-- START DATA EXCERPTS --
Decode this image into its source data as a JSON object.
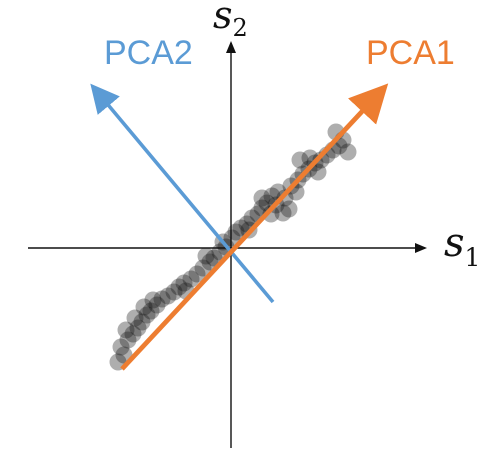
{
  "axes": {
    "x_label_main": "s",
    "x_label_sub": "1",
    "y_label_main": "s",
    "y_label_sub": "2",
    "color": "#111111"
  },
  "pca1": {
    "label": "PCA1",
    "color": "#ED7D31"
  },
  "pca2": {
    "label": "PCA2",
    "color": "#5B9BD5"
  },
  "points_color": "#111111"
}
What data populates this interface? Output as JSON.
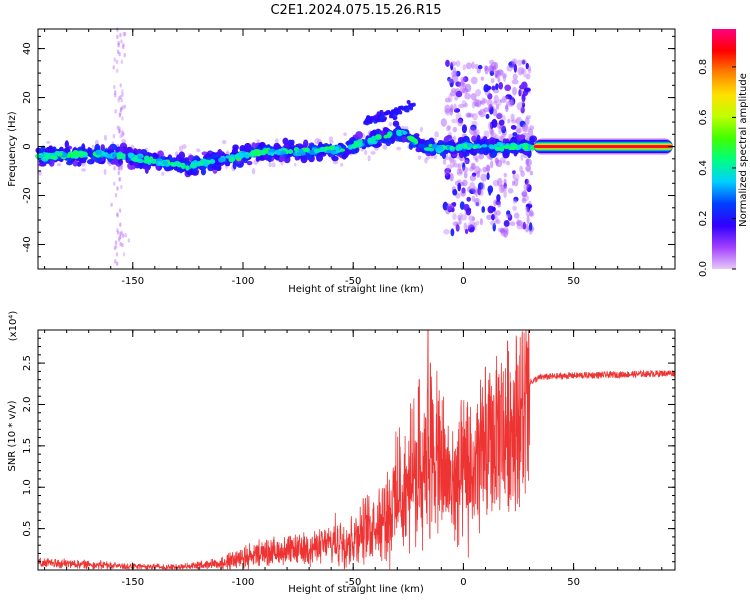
{
  "title": "C2E1.2024.075.15.26.R15",
  "chart_data": [
    {
      "type": "heatmap",
      "name": "spectrogram",
      "xlabel": "Height of straight line (km)",
      "ylabel": "Frequency (Hz)",
      "xlim": [
        -193,
        96
      ],
      "ylim": [
        -50,
        48
      ],
      "xticks": [
        -150,
        -100,
        -50,
        0,
        50
      ],
      "yticks": [
        -40,
        -20,
        0,
        20,
        40
      ],
      "colorbar": {
        "label": "Normalized spectral amplitude",
        "range": [
          0,
          0.95
        ],
        "ticks": [
          "0.0",
          "0.2",
          "0.4",
          "0.6",
          "0.8"
        ],
        "tick_values": [
          0.0,
          0.2,
          0.4,
          0.6,
          0.8
        ],
        "colors": [
          "#e8c8f8",
          "#a040ff",
          "#3000ff",
          "#0040ff",
          "#00d0ff",
          "#00ff80",
          "#40ff00",
          "#c0ff00",
          "#ffe000",
          "#ff8000",
          "#ff0000",
          "#ff0080"
        ]
      },
      "ridge": [
        {
          "x": -193,
          "f": -4
        },
        {
          "x": -160,
          "f": -3
        },
        {
          "x": -140,
          "f": -6
        },
        {
          "x": -125,
          "f": -8
        },
        {
          "x": -110,
          "f": -5
        },
        {
          "x": -90,
          "f": -2
        },
        {
          "x": -70,
          "f": -2
        },
        {
          "x": -55,
          "f": -1
        },
        {
          "x": -40,
          "f": 3
        },
        {
          "x": -28,
          "f": 6
        },
        {
          "x": -18,
          "f": 0
        },
        {
          "x": -10,
          "f": -1
        },
        {
          "x": 0,
          "f": 0
        },
        {
          "x": 30,
          "f": 0
        }
      ],
      "steady_band": {
        "x_start": 32,
        "x_end": 95,
        "f": 0
      }
    },
    {
      "type": "line",
      "name": "snr",
      "xlabel": "Height of straight line (km)",
      "ylabel": "SNR (10 * v/v)",
      "y_multiplier": "(x10⁴)",
      "xlim": [
        -193,
        96
      ],
      "ylim": [
        0,
        2.9
      ],
      "xticks": [
        -150,
        -100,
        -50,
        0,
        50
      ],
      "yticks": [
        "0.5",
        "1.0",
        "1.5",
        "2.0",
        "2.5"
      ],
      "ytick_values": [
        0.5,
        1.0,
        1.5,
        2.0,
        2.5
      ],
      "color": "#ee3333",
      "envelope": [
        {
          "x": -193,
          "y": 0.1
        },
        {
          "x": -170,
          "y": 0.08
        },
        {
          "x": -150,
          "y": 0.05
        },
        {
          "x": -130,
          "y": 0.04
        },
        {
          "x": -110,
          "y": 0.1
        },
        {
          "x": -90,
          "y": 0.25
        },
        {
          "x": -70,
          "y": 0.3
        },
        {
          "x": -50,
          "y": 0.45
        },
        {
          "x": -35,
          "y": 0.8
        },
        {
          "x": -25,
          "y": 1.2
        },
        {
          "x": -15,
          "y": 1.7
        },
        {
          "x": -5,
          "y": 1.2
        },
        {
          "x": 5,
          "y": 1.4
        },
        {
          "x": 15,
          "y": 1.9
        },
        {
          "x": 25,
          "y": 2.2
        },
        {
          "x": 35,
          "y": 2.33
        },
        {
          "x": 50,
          "y": 2.35
        },
        {
          "x": 70,
          "y": 2.36
        },
        {
          "x": 96,
          "y": 2.38
        }
      ],
      "peaks": [
        {
          "x": -16,
          "y": 2.9
        },
        {
          "x": -15,
          "y": 2.5
        },
        {
          "x": 10,
          "y": 2.45
        },
        {
          "x": -20,
          "y": 2.3
        }
      ]
    }
  ]
}
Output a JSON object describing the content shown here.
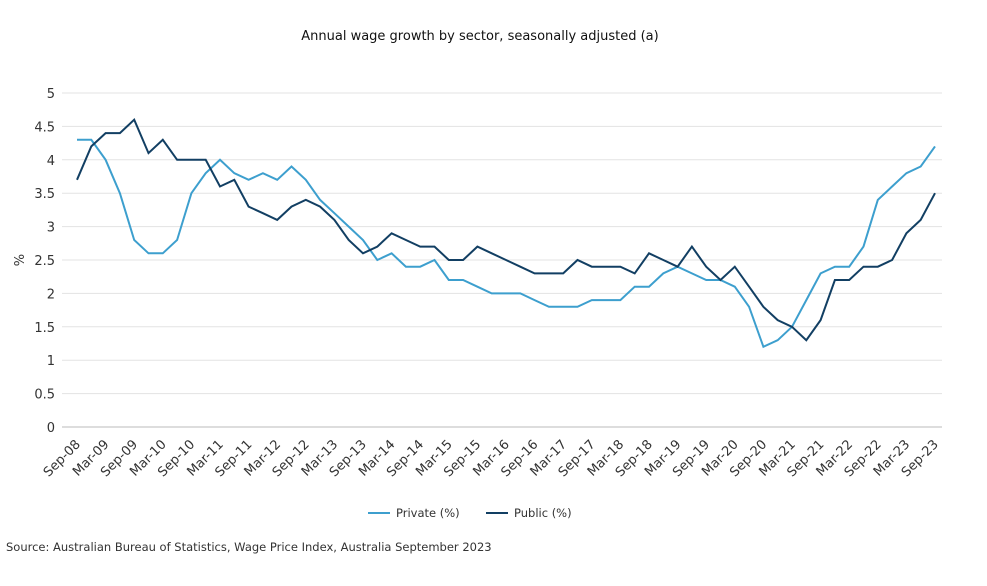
{
  "chart_data": {
    "type": "line",
    "title": "Annual wage growth by sector, seasonally adjusted (a)",
    "y_label": "%",
    "source": "Source: Australian Bureau of Statistics, Wage Price Index, Australia September 2023",
    "categories": [
      "Sep-08",
      null,
      "Mar-09",
      null,
      "Sep-09",
      null,
      "Mar-10",
      null,
      "Sep-10",
      null,
      "Mar-11",
      null,
      "Sep-11",
      null,
      "Mar-12",
      null,
      "Sep-12",
      null,
      "Mar-13",
      null,
      "Sep-13",
      null,
      "Mar-14",
      null,
      "Sep-14",
      null,
      "Mar-15",
      null,
      "Sep-15",
      null,
      "Mar-16",
      null,
      "Sep-16",
      null,
      "Mar-17",
      null,
      "Sep-17",
      null,
      "Mar-18",
      null,
      "Sep-18",
      null,
      "Mar-19",
      null,
      "Sep-19",
      null,
      "Mar-20",
      null,
      "Sep-20",
      null,
      "Mar-21",
      null,
      "Sep-21",
      null,
      "Mar-22",
      null,
      "Sep-22",
      null,
      "Mar-23",
      null,
      "Sep-23"
    ],
    "series": [
      {
        "name": "Private (%)",
        "color": "#3d9fce",
        "values": [
          4.3,
          4.3,
          4.0,
          3.5,
          2.8,
          2.6,
          2.6,
          2.8,
          3.5,
          3.8,
          4.0,
          3.8,
          3.7,
          3.8,
          3.7,
          3.9,
          3.7,
          3.4,
          3.2,
          3.0,
          2.8,
          2.5,
          2.6,
          2.4,
          2.4,
          2.5,
          2.2,
          2.2,
          2.1,
          2.0,
          2.0,
          2.0,
          1.9,
          1.8,
          1.8,
          1.8,
          1.9,
          1.9,
          1.9,
          2.1,
          2.1,
          2.3,
          2.4,
          2.3,
          2.2,
          2.2,
          2.1,
          1.8,
          1.2,
          1.3,
          1.5,
          1.9,
          2.3,
          2.4,
          2.4,
          2.7,
          3.4,
          3.6,
          3.8,
          3.9,
          4.2
        ]
      },
      {
        "name": "Public (%)",
        "color": "#123f63",
        "values": [
          3.7,
          4.2,
          4.4,
          4.4,
          4.6,
          4.1,
          4.3,
          4.0,
          4.0,
          4.0,
          3.6,
          3.7,
          3.3,
          3.2,
          3.1,
          3.3,
          3.4,
          3.3,
          3.1,
          2.8,
          2.6,
          2.7,
          2.9,
          2.8,
          2.7,
          2.7,
          2.5,
          2.5,
          2.7,
          2.6,
          2.5,
          2.4,
          2.3,
          2.3,
          2.3,
          2.5,
          2.4,
          2.4,
          2.4,
          2.3,
          2.6,
          2.5,
          2.4,
          2.7,
          2.4,
          2.2,
          2.4,
          2.1,
          1.8,
          1.6,
          1.5,
          1.3,
          1.6,
          2.2,
          2.2,
          2.4,
          2.4,
          2.5,
          2.9,
          3.1,
          3.5
        ]
      }
    ],
    "ylim": [
      0,
      5
    ],
    "yticks": [
      0,
      0.5,
      1,
      1.5,
      2,
      2.5,
      3,
      3.5,
      4,
      4.5,
      5
    ],
    "grid": true,
    "legend": "bottom"
  }
}
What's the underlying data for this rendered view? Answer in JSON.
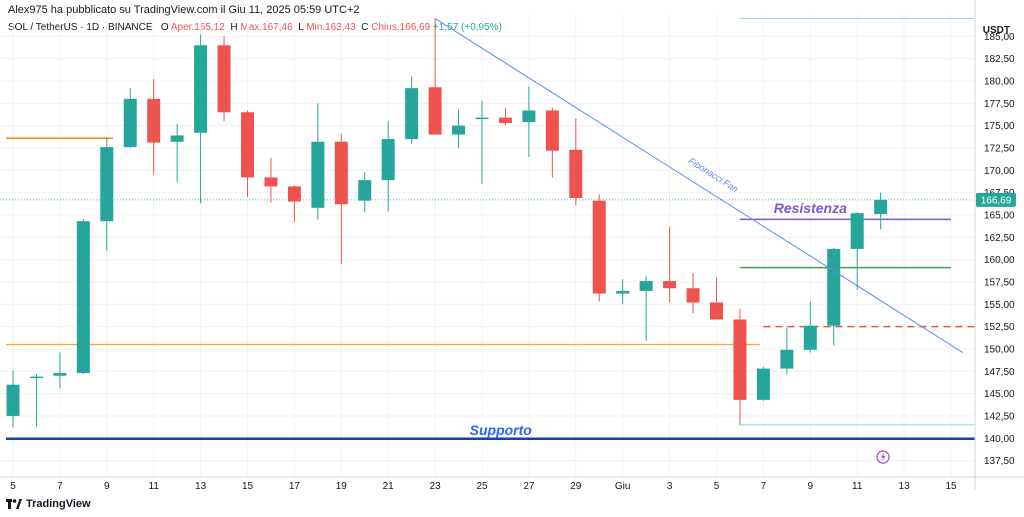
{
  "header": {
    "publisher": "Alex975 ha pubblicato su TradingView.com il Giu 11, 2025 05:59 UTC+2",
    "symbol": "SOL / TetherUS · 1D · BINANCE",
    "open_label": "O",
    "open": "Aper.165,12",
    "high_label": "H",
    "high": "Max.167,46",
    "low_label": "L",
    "low": "Min.163,43",
    "close_label": "C",
    "close": "Chius.166,69",
    "change": "+1,57 (+0,95%)",
    "currency": "USDT"
  },
  "footer": {
    "brand": "TradingView",
    "logo_icon": "tradingview-logo-icon"
  },
  "colors": {
    "up": "#26a69a",
    "down": "#ef5350",
    "fan": "#5b8def",
    "support": "#1e3faa",
    "resistance": "#7e57c2",
    "green_level": "#43a047",
    "orange_level": "#f57c00",
    "gold_level": "#f9a825",
    "annotation_blue": "#2962ff",
    "cyan_line": "#80deea",
    "price_tag": "#26a69a"
  },
  "chart_data": {
    "type": "candlestick",
    "x_labels": [
      "5",
      "7",
      "9",
      "11",
      "13",
      "15",
      "17",
      "19",
      "21",
      "23",
      "25",
      "27",
      "29",
      "Giu",
      "3",
      "5",
      "7",
      "9",
      "11",
      "13",
      "15"
    ],
    "y_ticks": [
      "137,50",
      "140,00",
      "142,50",
      "145,00",
      "147,50",
      "150,00",
      "152,50",
      "155,00",
      "157,50",
      "160,00",
      "162,50",
      "165,00",
      "167,50",
      "170,00",
      "172,50",
      "175,00",
      "177,50",
      "180,00",
      "182,50",
      "185,00"
    ],
    "ylim": [
      136,
      187.5
    ],
    "current_price": "166,69",
    "candles": [
      {
        "o": 142.5,
        "h": 147.6,
        "l": 141.2,
        "c": 146.0
      },
      {
        "o": 146.8,
        "h": 147.2,
        "l": 141.3,
        "c": 146.9
      },
      {
        "o": 147.0,
        "h": 149.6,
        "l": 145.6,
        "c": 147.3
      },
      {
        "o": 147.3,
        "h": 164.5,
        "l": 147.2,
        "c": 164.3
      },
      {
        "o": 164.3,
        "h": 173.7,
        "l": 161.0,
        "c": 172.6
      },
      {
        "o": 172.6,
        "h": 179.2,
        "l": 172.5,
        "c": 178.0
      },
      {
        "o": 178.0,
        "h": 180.2,
        "l": 169.5,
        "c": 173.1
      },
      {
        "o": 173.2,
        "h": 175.2,
        "l": 168.7,
        "c": 173.9
      },
      {
        "o": 174.2,
        "h": 185.2,
        "l": 166.3,
        "c": 184.0
      },
      {
        "o": 184.0,
        "h": 185.0,
        "l": 175.5,
        "c": 176.5
      },
      {
        "o": 176.5,
        "h": 176.7,
        "l": 167.0,
        "c": 169.2
      },
      {
        "o": 169.2,
        "h": 171.4,
        "l": 166.4,
        "c": 168.2
      },
      {
        "o": 168.2,
        "h": 168.3,
        "l": 164.2,
        "c": 166.5
      },
      {
        "o": 165.8,
        "h": 177.5,
        "l": 164.5,
        "c": 173.2
      },
      {
        "o": 173.2,
        "h": 174.1,
        "l": 159.5,
        "c": 166.2
      },
      {
        "o": 166.6,
        "h": 169.8,
        "l": 165.3,
        "c": 168.9
      },
      {
        "o": 168.9,
        "h": 175.5,
        "l": 165.4,
        "c": 173.5
      },
      {
        "o": 173.5,
        "h": 180.5,
        "l": 173.0,
        "c": 179.2
      },
      {
        "o": 179.3,
        "h": 187.0,
        "l": 174.2,
        "c": 174.0
      },
      {
        "o": 174.0,
        "h": 176.8,
        "l": 172.5,
        "c": 175.0
      },
      {
        "o": 175.8,
        "h": 177.8,
        "l": 168.5,
        "c": 175.9
      },
      {
        "o": 175.9,
        "h": 177.0,
        "l": 175.0,
        "c": 175.3
      },
      {
        "o": 175.4,
        "h": 179.4,
        "l": 171.5,
        "c": 176.7
      },
      {
        "o": 176.7,
        "h": 177.0,
        "l": 169.2,
        "c": 172.2
      },
      {
        "o": 172.3,
        "h": 175.8,
        "l": 166.1,
        "c": 166.9
      },
      {
        "o": 166.6,
        "h": 167.3,
        "l": 155.3,
        "c": 156.2
      },
      {
        "o": 156.2,
        "h": 157.8,
        "l": 155.0,
        "c": 156.5
      },
      {
        "o": 156.5,
        "h": 158.2,
        "l": 150.9,
        "c": 157.6
      },
      {
        "o": 157.6,
        "h": 163.7,
        "l": 155.2,
        "c": 156.8
      },
      {
        "o": 156.8,
        "h": 158.5,
        "l": 154.0,
        "c": 155.2
      },
      {
        "o": 155.2,
        "h": 158.0,
        "l": 153.3,
        "c": 153.3
      },
      {
        "o": 153.3,
        "h": 154.5,
        "l": 141.5,
        "c": 144.3
      },
      {
        "o": 144.3,
        "h": 148.0,
        "l": 144.2,
        "c": 147.8
      },
      {
        "o": 147.8,
        "h": 152.4,
        "l": 147.1,
        "c": 149.9
      },
      {
        "o": 149.9,
        "h": 155.3,
        "l": 149.6,
        "c": 152.6
      },
      {
        "o": 152.6,
        "h": 161.3,
        "l": 150.4,
        "c": 161.2
      },
      {
        "o": 161.2,
        "h": 165.3,
        "l": 156.6,
        "c": 165.2
      },
      {
        "o": 165.1,
        "h": 167.5,
        "l": 163.4,
        "c": 166.7
      }
    ],
    "levels": [
      {
        "name": "Supporto",
        "price": 139.95,
        "style": "solid-thick"
      },
      {
        "name": "Resistenza",
        "price": 164.5,
        "style": "solid"
      },
      {
        "name": "green",
        "price": 159.1,
        "style": "solid"
      },
      {
        "name": "red-dashed",
        "price": 152.5,
        "style": "dashed"
      },
      {
        "name": "orange",
        "price": 173.6,
        "style": "solid"
      },
      {
        "name": "gold",
        "price": 150.5,
        "style": "solid"
      },
      {
        "name": "cyan-top",
        "price": 187.0,
        "style": "thin"
      },
      {
        "name": "cyan-bottom",
        "price": 141.5,
        "style": "thin"
      }
    ],
    "fibonacci_fan_label": "Fibonacci Fan",
    "annotations": {
      "support_label": "Supporto",
      "resistance_label": "Resistenza"
    }
  }
}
-- END DATA EXCERPTS --
▶ **WHAT NEEDS TO BE DONE**
Copy every line in the listing above where the string "object" turns up.

▶ **ANSWER TO THIS PROBLEM**
Decode this image into its source data as a JSON object.
Output a JSON object describing the content shown here.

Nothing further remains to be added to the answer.